▼▼▼
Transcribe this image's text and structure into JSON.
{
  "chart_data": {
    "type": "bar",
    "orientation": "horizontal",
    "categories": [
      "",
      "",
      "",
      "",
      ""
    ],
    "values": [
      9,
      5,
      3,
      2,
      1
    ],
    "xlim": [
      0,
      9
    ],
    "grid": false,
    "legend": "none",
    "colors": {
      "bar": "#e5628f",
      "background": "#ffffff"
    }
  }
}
▲▲▲
▼▼▼
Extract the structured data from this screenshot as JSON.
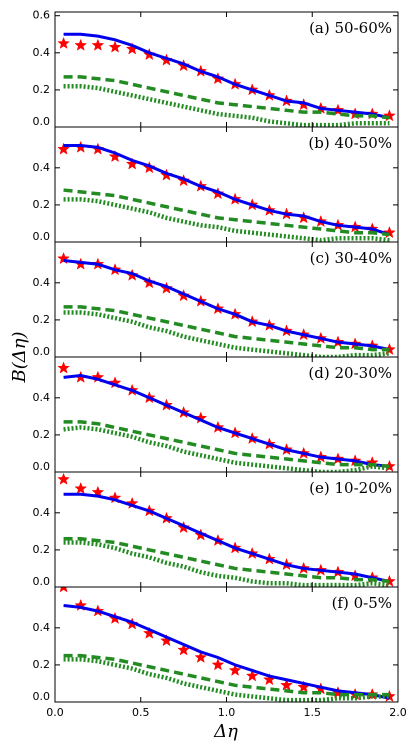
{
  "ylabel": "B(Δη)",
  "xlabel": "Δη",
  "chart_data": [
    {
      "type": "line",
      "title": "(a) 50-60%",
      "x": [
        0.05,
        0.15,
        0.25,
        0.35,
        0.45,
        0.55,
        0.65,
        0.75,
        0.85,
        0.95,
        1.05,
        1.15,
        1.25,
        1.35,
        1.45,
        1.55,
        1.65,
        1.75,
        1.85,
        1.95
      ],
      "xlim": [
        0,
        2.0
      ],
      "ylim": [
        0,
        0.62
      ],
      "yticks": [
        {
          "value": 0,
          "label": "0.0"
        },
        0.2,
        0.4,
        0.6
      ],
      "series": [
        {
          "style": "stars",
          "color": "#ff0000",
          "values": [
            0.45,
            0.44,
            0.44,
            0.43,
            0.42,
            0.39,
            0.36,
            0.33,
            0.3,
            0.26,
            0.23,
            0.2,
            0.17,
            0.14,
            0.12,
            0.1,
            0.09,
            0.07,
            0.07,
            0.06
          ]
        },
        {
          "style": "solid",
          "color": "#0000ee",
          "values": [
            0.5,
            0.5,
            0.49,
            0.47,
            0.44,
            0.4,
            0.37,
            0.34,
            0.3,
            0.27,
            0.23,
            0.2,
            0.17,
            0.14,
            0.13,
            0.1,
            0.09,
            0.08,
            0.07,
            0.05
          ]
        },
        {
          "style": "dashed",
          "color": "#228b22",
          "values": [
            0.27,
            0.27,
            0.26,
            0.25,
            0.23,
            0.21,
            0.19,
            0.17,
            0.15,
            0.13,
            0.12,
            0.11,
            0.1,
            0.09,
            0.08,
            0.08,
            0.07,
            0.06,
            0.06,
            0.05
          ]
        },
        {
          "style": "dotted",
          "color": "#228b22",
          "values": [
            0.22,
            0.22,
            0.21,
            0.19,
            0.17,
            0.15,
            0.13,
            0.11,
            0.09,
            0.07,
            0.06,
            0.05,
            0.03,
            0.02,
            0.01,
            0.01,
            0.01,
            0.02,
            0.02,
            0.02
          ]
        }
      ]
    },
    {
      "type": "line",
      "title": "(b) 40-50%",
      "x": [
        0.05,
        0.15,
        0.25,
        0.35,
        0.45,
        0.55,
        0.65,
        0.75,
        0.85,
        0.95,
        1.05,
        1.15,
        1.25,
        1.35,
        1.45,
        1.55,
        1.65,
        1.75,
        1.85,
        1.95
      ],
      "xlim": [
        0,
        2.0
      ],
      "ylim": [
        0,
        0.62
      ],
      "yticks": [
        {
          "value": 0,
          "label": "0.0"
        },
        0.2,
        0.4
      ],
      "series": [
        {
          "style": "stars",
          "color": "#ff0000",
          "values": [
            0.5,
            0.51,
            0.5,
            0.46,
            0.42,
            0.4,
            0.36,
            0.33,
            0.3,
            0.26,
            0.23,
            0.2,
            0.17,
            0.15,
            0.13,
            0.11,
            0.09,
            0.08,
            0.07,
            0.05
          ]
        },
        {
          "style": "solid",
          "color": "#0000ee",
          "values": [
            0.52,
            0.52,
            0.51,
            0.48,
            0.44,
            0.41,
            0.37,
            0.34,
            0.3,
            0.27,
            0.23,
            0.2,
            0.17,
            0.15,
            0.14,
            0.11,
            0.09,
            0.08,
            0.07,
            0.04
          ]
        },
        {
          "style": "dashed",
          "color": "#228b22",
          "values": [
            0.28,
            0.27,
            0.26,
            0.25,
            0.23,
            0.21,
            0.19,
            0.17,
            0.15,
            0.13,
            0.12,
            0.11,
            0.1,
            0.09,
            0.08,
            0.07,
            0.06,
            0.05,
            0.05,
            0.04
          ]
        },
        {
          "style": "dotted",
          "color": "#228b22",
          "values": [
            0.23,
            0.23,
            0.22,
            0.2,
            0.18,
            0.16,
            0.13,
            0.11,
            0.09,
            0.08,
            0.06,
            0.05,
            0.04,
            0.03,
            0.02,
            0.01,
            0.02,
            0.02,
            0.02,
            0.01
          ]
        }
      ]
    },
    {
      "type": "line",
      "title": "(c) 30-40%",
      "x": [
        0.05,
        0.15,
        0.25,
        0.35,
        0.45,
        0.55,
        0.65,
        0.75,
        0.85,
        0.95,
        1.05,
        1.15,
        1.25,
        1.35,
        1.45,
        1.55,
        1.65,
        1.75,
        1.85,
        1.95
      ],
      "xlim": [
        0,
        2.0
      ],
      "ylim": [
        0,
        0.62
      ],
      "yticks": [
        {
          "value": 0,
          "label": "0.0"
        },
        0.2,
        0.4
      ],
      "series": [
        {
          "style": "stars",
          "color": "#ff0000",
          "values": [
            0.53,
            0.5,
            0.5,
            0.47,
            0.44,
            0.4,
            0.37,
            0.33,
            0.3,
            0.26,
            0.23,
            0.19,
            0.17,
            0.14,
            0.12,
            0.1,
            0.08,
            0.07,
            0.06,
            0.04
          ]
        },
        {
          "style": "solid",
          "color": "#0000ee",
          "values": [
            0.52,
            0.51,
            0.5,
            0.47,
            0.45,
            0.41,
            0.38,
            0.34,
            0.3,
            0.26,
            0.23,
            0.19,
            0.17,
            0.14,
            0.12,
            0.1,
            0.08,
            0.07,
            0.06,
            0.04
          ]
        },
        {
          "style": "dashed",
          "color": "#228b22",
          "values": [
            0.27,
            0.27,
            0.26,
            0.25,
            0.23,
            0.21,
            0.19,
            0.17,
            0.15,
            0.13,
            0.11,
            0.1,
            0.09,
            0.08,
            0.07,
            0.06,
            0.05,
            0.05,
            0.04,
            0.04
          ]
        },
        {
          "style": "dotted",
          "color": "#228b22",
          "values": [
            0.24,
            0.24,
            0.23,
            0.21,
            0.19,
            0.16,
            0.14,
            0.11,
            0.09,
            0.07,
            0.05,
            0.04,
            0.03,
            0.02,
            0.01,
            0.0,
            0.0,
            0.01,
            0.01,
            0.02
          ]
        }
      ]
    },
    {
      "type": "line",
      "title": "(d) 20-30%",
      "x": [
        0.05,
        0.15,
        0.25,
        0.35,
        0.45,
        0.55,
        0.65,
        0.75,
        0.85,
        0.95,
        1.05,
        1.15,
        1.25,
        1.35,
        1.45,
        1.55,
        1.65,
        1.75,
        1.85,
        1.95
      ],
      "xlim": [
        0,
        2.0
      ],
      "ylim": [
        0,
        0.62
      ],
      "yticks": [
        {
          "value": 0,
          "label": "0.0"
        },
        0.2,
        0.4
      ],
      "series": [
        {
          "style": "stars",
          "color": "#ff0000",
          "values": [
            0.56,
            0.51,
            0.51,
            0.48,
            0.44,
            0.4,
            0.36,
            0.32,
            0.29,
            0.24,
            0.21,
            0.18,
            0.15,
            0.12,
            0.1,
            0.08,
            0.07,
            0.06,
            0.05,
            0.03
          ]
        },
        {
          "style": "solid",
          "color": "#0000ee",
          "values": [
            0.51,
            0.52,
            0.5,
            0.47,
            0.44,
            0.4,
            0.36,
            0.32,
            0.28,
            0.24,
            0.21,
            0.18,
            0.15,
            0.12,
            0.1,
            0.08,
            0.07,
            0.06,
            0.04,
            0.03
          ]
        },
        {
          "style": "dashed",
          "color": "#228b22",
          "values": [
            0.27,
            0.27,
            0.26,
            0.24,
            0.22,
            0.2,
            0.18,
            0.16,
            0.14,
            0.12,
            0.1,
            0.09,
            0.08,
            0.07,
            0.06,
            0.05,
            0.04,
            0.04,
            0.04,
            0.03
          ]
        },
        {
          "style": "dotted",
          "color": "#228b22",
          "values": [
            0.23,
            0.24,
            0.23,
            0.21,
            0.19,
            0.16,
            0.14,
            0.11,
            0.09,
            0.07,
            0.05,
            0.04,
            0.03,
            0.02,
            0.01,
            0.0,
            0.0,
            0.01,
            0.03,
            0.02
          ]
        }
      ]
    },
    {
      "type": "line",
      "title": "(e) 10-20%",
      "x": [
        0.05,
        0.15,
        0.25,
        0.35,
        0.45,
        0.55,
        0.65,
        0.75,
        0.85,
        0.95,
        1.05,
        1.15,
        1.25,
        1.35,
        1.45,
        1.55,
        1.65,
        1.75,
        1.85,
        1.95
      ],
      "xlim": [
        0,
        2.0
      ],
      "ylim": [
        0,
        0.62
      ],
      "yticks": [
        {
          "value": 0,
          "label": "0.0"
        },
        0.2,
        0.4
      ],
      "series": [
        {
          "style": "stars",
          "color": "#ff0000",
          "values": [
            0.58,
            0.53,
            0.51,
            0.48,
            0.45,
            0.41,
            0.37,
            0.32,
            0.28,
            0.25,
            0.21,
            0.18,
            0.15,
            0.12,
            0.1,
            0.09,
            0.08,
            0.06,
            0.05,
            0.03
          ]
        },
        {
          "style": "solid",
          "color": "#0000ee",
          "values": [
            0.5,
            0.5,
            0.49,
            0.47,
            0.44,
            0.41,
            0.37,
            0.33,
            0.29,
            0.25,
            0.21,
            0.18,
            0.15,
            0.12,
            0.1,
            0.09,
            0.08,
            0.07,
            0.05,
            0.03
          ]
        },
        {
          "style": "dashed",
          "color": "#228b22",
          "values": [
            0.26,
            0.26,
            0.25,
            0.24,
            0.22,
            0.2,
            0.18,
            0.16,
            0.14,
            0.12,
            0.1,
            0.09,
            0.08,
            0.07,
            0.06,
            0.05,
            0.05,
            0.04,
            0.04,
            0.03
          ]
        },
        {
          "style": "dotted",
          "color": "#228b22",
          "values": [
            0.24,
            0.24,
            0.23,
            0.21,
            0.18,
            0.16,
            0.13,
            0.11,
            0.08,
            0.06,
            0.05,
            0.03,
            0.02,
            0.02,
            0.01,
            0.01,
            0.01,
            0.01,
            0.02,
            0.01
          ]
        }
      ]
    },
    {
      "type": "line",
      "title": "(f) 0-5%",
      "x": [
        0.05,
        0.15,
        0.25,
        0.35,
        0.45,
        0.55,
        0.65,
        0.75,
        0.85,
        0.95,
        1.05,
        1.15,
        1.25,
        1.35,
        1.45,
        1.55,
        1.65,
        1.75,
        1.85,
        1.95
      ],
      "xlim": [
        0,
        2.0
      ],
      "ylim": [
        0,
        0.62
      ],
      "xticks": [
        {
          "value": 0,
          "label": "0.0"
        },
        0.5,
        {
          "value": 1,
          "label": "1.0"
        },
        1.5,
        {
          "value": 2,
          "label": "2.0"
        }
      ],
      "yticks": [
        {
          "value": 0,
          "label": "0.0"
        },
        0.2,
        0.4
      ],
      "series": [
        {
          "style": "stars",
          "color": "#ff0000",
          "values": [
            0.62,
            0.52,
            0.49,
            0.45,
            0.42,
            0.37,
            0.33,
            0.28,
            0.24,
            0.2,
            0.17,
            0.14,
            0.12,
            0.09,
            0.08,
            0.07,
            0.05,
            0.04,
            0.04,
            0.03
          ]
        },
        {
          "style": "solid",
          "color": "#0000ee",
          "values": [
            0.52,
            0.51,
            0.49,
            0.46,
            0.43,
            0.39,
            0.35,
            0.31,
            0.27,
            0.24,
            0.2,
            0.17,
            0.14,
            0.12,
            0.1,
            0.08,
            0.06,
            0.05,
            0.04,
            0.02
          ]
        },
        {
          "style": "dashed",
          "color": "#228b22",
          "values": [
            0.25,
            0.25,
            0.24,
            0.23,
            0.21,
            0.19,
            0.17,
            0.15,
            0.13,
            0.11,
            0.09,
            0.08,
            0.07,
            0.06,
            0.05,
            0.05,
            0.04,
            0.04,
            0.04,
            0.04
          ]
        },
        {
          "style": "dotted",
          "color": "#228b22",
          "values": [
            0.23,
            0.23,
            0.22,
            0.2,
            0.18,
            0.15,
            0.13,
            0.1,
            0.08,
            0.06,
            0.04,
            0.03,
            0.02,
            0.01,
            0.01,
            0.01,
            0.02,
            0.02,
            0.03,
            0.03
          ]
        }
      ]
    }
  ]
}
▲▲▲
▼▼▼
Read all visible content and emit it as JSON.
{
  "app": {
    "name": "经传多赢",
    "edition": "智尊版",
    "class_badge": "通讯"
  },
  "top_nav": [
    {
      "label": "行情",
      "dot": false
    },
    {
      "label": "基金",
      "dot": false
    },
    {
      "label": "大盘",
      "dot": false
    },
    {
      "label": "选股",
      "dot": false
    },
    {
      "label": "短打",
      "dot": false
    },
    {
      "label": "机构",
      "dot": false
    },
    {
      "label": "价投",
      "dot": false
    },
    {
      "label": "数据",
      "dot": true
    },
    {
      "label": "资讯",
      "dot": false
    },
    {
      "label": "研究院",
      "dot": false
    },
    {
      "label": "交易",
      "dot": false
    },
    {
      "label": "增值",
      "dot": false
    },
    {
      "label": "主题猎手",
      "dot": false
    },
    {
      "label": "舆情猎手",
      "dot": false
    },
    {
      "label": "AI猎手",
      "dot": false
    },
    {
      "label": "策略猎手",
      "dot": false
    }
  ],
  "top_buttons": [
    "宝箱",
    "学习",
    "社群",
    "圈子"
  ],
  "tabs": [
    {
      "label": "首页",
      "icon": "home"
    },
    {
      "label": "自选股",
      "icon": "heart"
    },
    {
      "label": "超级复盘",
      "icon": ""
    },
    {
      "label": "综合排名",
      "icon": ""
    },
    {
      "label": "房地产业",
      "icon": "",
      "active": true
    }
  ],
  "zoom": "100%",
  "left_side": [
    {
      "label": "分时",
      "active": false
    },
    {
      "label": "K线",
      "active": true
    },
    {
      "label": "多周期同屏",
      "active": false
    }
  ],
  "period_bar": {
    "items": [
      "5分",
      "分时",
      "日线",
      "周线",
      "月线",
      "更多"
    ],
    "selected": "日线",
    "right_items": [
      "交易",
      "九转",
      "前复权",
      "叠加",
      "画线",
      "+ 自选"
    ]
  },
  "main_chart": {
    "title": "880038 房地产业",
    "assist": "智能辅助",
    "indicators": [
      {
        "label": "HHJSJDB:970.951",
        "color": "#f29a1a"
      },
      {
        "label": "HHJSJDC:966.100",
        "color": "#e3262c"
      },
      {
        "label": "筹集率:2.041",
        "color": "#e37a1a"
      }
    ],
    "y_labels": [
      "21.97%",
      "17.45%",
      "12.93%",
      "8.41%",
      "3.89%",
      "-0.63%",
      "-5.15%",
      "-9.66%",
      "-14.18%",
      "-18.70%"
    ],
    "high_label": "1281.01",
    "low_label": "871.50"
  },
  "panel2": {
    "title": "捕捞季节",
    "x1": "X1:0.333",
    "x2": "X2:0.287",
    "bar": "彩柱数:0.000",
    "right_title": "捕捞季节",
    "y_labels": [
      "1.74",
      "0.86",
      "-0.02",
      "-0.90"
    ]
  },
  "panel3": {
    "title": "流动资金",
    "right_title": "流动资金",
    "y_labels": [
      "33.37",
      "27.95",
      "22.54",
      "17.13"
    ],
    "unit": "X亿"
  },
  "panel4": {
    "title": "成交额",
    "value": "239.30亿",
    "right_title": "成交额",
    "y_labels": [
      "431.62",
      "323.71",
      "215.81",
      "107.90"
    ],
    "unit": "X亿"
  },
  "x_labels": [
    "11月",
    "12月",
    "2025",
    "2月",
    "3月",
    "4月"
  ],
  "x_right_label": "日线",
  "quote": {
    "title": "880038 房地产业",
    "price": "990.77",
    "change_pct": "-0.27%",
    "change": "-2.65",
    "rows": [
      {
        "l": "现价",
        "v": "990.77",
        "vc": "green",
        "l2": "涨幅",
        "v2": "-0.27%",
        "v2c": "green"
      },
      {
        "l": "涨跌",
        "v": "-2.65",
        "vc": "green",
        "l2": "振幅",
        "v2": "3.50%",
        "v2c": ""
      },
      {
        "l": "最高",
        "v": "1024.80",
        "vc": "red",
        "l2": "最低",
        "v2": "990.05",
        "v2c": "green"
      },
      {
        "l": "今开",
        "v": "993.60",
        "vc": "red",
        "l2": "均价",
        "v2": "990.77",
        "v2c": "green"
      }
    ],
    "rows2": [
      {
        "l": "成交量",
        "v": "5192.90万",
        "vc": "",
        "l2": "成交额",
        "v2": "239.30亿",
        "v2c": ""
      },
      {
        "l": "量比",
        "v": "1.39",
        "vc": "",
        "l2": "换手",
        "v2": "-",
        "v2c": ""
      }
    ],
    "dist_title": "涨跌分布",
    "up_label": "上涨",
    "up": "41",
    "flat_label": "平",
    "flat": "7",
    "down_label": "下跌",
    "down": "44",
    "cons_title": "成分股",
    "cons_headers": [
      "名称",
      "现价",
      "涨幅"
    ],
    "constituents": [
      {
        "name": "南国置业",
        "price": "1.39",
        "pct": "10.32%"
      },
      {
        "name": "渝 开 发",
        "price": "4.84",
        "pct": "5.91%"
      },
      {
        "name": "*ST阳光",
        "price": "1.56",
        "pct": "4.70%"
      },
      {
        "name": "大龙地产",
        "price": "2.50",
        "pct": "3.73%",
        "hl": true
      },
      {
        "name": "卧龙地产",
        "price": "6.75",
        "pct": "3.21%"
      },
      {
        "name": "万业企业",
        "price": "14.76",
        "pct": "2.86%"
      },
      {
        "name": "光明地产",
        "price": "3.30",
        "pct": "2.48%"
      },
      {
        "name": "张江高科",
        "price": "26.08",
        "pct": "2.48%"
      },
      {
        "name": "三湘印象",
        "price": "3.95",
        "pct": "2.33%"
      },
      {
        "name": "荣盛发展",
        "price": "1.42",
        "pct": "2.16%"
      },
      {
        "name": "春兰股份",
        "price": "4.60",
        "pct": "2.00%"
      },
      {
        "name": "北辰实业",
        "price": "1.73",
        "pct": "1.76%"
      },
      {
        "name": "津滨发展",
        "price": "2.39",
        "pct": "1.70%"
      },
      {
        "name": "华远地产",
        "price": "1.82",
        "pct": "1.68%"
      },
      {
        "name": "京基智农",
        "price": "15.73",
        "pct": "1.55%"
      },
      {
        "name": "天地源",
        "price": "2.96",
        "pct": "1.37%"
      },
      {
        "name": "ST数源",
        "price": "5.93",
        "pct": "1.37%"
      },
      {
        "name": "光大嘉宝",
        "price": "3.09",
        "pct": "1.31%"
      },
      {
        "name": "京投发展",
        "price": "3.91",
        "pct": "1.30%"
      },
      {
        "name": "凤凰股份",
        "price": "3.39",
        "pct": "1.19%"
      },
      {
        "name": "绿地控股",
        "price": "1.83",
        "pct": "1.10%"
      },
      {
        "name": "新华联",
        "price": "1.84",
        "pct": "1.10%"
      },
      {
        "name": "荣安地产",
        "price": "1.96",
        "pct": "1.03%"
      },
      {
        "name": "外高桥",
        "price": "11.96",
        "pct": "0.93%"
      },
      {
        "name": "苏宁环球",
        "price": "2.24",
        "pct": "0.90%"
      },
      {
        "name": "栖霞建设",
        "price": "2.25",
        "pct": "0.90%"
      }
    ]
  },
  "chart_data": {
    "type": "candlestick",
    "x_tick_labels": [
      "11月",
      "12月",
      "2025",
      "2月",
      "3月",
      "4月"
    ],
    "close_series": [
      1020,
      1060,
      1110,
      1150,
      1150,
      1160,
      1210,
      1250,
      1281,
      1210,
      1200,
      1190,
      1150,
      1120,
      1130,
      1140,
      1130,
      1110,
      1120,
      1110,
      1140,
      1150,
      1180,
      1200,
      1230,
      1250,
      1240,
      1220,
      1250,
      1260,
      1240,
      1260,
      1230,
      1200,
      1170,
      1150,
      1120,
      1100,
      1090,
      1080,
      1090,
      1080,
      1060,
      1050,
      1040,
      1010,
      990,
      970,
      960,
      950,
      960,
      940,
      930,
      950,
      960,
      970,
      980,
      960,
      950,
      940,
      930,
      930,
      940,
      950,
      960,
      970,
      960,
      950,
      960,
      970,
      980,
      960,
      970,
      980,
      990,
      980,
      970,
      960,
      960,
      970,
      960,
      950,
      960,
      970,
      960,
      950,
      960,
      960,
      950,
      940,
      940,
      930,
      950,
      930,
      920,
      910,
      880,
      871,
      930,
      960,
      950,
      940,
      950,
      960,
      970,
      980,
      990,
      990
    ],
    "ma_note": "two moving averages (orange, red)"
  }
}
▲▲▲
• [Task to carry out] Filter the records for lines holding the string "JSON". Copy each one.

• [Response for this exercise]
Transcribe this image's text and structure into JSON.
Extract the structured data from this screenshot as JSON.
Read all visible content and emit it as JSON.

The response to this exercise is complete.